Data listing:
>>>

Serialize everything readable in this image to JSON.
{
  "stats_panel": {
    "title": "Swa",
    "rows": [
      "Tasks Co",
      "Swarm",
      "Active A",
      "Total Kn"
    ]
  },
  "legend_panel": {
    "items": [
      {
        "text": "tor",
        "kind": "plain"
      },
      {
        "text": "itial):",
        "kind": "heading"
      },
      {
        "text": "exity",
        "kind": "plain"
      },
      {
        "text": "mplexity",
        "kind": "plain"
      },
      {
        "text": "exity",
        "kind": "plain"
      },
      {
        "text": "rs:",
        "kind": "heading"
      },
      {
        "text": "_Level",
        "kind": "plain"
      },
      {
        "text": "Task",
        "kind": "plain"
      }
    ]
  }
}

<<<

§ Written problem: In the entries above, find each line with the word "text" and show it.

§ Solution for this problem:
        "text": "tor",
        "text": "itial):",
        "text": "exity",
        "text": "mplexity",
        "text": "exity",
        "text": "rs:",
        "text": "_Level",
        "text": "Task",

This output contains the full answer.